* _Set task_
Echo the rows from the line containing "download-icon xyxy=(754,658,764,671)" through the line containing "share-icon xyxy=(683,658,697,670)", both included.

* _Data records_
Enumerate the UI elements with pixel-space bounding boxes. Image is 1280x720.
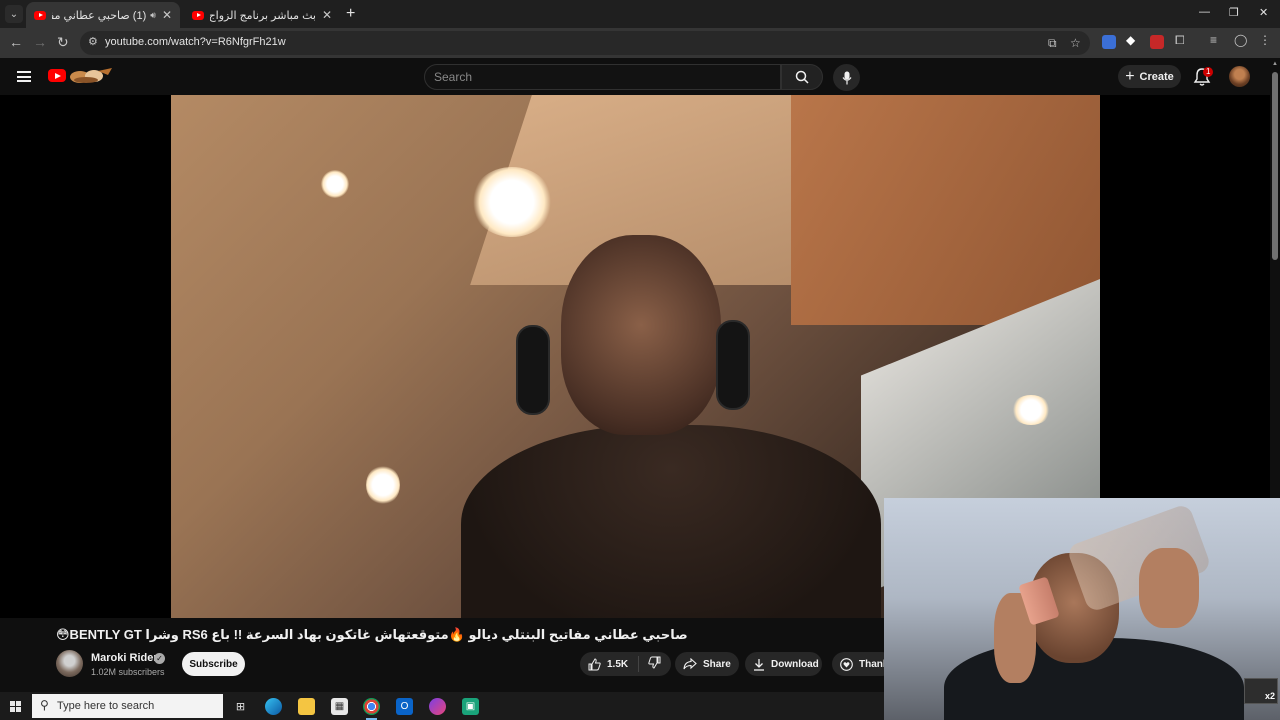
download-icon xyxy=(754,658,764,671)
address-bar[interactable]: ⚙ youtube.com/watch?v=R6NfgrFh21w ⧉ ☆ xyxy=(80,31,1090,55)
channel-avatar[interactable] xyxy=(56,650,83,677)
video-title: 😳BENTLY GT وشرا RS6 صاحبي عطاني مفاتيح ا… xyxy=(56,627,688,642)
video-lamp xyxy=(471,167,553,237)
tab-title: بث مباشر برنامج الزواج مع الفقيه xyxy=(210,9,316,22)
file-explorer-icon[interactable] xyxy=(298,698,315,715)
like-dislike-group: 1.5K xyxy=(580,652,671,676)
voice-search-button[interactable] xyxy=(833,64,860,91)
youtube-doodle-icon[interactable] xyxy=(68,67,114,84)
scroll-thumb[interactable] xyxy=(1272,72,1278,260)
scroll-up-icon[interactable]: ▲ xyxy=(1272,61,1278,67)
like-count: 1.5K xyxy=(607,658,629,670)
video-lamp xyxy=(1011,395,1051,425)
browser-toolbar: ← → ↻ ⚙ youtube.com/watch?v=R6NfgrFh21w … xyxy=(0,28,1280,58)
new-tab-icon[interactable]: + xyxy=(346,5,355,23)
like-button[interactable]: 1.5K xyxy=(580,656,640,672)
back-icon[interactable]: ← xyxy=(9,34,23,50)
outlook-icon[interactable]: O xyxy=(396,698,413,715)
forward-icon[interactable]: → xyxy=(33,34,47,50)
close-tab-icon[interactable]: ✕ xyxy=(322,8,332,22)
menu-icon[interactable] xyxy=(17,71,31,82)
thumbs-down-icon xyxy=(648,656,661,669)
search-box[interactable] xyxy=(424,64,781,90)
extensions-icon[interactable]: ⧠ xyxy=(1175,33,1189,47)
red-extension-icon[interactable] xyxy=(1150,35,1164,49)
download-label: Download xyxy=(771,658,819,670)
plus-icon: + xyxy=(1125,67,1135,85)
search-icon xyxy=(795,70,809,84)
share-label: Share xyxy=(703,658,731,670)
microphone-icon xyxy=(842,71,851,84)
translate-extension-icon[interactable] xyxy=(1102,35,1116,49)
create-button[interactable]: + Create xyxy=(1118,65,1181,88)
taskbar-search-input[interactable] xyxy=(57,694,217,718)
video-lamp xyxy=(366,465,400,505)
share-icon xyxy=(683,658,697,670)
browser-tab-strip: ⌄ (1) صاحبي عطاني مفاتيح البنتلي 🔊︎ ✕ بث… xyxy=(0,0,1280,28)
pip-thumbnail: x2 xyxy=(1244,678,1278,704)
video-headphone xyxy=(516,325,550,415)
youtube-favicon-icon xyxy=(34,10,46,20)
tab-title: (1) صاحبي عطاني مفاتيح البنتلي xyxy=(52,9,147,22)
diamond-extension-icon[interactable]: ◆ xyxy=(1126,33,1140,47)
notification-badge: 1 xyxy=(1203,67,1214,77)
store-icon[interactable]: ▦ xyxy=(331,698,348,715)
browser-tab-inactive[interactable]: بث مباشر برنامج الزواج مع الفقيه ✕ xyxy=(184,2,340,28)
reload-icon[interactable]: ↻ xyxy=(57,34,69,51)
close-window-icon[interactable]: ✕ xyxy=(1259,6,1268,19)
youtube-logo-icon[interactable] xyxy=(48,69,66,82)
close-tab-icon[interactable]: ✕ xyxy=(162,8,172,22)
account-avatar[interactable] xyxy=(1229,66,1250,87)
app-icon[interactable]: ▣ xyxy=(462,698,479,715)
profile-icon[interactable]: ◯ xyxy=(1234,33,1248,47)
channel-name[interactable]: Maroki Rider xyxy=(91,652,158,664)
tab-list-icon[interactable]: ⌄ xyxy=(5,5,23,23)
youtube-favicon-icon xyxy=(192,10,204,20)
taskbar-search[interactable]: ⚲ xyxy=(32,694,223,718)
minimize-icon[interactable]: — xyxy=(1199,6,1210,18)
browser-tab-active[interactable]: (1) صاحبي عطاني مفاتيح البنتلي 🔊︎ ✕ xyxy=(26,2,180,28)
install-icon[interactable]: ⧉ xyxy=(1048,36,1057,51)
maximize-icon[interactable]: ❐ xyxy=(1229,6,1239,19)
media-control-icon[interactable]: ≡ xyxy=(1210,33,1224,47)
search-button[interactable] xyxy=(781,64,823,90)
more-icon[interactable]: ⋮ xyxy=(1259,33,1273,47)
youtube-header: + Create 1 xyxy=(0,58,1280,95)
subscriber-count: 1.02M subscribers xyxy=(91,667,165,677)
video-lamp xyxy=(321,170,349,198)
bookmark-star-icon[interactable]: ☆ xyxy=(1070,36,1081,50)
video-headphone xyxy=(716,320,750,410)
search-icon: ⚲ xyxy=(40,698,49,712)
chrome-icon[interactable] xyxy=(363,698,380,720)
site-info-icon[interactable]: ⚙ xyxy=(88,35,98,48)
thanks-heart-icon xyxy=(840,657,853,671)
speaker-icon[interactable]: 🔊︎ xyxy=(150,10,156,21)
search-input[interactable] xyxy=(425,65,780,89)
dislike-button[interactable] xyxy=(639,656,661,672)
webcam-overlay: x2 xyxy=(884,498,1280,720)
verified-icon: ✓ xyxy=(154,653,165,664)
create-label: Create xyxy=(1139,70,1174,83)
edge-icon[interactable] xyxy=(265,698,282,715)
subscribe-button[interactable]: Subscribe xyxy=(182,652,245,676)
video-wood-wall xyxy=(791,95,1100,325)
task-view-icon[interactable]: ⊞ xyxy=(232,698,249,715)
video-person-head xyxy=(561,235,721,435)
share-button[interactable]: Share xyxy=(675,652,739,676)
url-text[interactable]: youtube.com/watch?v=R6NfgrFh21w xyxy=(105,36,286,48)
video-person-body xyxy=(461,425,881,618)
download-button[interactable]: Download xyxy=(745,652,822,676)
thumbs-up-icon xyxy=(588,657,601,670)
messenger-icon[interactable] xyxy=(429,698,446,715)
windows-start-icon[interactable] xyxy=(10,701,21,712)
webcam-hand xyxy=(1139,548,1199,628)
==
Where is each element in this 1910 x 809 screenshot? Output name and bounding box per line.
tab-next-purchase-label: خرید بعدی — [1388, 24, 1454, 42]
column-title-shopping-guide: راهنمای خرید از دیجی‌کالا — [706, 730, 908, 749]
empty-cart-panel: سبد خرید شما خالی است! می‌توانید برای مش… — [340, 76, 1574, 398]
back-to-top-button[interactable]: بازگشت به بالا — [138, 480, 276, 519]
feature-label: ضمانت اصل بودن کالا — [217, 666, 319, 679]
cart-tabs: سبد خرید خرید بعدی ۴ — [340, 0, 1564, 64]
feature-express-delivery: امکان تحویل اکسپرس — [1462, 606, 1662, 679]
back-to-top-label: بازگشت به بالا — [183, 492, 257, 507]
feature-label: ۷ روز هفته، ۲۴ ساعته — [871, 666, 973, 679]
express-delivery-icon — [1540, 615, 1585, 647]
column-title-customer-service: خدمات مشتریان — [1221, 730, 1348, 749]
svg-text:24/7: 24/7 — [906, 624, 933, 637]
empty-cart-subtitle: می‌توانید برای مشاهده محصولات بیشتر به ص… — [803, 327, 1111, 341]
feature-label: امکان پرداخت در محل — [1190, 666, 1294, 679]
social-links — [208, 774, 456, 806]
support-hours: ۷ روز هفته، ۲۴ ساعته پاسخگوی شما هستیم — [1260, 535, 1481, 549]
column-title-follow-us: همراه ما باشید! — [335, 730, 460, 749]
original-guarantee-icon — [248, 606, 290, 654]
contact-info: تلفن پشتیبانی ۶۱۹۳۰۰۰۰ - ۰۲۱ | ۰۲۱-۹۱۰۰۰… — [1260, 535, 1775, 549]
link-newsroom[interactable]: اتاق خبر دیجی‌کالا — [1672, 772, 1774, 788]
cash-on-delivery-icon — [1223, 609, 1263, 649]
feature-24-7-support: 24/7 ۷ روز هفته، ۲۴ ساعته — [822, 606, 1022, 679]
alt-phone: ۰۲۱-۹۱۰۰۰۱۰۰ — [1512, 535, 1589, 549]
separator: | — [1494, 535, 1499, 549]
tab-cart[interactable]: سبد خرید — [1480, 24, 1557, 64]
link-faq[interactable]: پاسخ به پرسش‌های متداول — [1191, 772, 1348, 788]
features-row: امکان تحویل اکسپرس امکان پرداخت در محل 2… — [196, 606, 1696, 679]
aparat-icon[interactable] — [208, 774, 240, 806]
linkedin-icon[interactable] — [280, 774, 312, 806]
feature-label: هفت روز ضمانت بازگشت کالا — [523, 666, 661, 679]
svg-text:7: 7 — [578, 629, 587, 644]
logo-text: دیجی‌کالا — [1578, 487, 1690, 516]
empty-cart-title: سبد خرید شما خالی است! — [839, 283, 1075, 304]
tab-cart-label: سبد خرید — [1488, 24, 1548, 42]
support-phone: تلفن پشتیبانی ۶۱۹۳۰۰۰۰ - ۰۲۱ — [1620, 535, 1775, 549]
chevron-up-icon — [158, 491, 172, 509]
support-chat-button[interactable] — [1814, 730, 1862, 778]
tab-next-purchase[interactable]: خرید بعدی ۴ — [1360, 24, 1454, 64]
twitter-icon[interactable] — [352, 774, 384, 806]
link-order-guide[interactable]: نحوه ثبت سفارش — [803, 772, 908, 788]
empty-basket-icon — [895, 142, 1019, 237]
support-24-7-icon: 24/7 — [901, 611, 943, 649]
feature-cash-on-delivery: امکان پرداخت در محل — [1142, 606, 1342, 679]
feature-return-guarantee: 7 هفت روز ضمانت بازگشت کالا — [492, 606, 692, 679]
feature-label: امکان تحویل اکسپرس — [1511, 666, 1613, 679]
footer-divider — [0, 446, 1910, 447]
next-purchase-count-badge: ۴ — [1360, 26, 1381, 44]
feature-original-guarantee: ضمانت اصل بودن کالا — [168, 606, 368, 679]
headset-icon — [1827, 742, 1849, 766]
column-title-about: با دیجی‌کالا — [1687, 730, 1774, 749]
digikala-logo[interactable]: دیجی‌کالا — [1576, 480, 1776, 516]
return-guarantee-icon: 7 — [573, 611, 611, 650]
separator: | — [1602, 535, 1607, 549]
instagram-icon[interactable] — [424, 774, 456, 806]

* _Full answer_
download-icon xyxy=(754,658,764,671)
address-bar[interactable]: ⚙ youtube.com/watch?v=R6NfgrFh21w ⧉ ☆ xyxy=(80,31,1090,55)
channel-avatar[interactable] xyxy=(56,650,83,677)
video-title: 😳BENTLY GT وشرا RS6 صاحبي عطاني مفاتيح ا… xyxy=(56,627,688,642)
video-lamp xyxy=(471,167,553,237)
tab-title: بث مباشر برنامج الزواج مع الفقيه xyxy=(210,9,316,22)
file-explorer-icon[interactable] xyxy=(298,698,315,715)
like-dislike-group: 1.5K xyxy=(580,652,671,676)
voice-search-button[interactable] xyxy=(833,64,860,91)
youtube-doodle-icon[interactable] xyxy=(68,67,114,84)
scroll-thumb[interactable] xyxy=(1272,72,1278,260)
scroll-up-icon[interactable]: ▲ xyxy=(1272,61,1278,67)
like-count: 1.5K xyxy=(607,658,629,670)
video-lamp xyxy=(1011,395,1051,425)
browser-toolbar: ← → ↻ ⚙ youtube.com/watch?v=R6NfgrFh21w … xyxy=(0,28,1280,58)
new-tab-icon[interactable]: + xyxy=(346,5,355,23)
like-button[interactable]: 1.5K xyxy=(580,656,640,672)
back-icon[interactable]: ← xyxy=(9,34,23,50)
outlook-icon[interactable]: O xyxy=(396,698,413,715)
forward-icon[interactable]: → xyxy=(33,34,47,50)
close-tab-icon[interactable]: ✕ xyxy=(322,8,332,22)
menu-icon[interactable] xyxy=(17,71,31,82)
thumbs-down-icon xyxy=(648,656,661,669)
search-box[interactable] xyxy=(424,64,781,90)
extensions-icon[interactable]: ⧠ xyxy=(1175,33,1189,47)
red-extension-icon[interactable] xyxy=(1150,35,1164,49)
download-label: Download xyxy=(771,658,819,670)
plus-icon: + xyxy=(1125,67,1135,85)
search-icon xyxy=(795,70,809,84)
share-label: Share xyxy=(703,658,731,670)
microphone-icon xyxy=(842,71,851,84)
translate-extension-icon[interactable] xyxy=(1102,35,1116,49)
create-button[interactable]: + Create xyxy=(1118,65,1181,88)
taskbar-search-input[interactable] xyxy=(57,694,217,718)
video-lamp xyxy=(366,465,400,505)
share-icon xyxy=(683,658,697,670)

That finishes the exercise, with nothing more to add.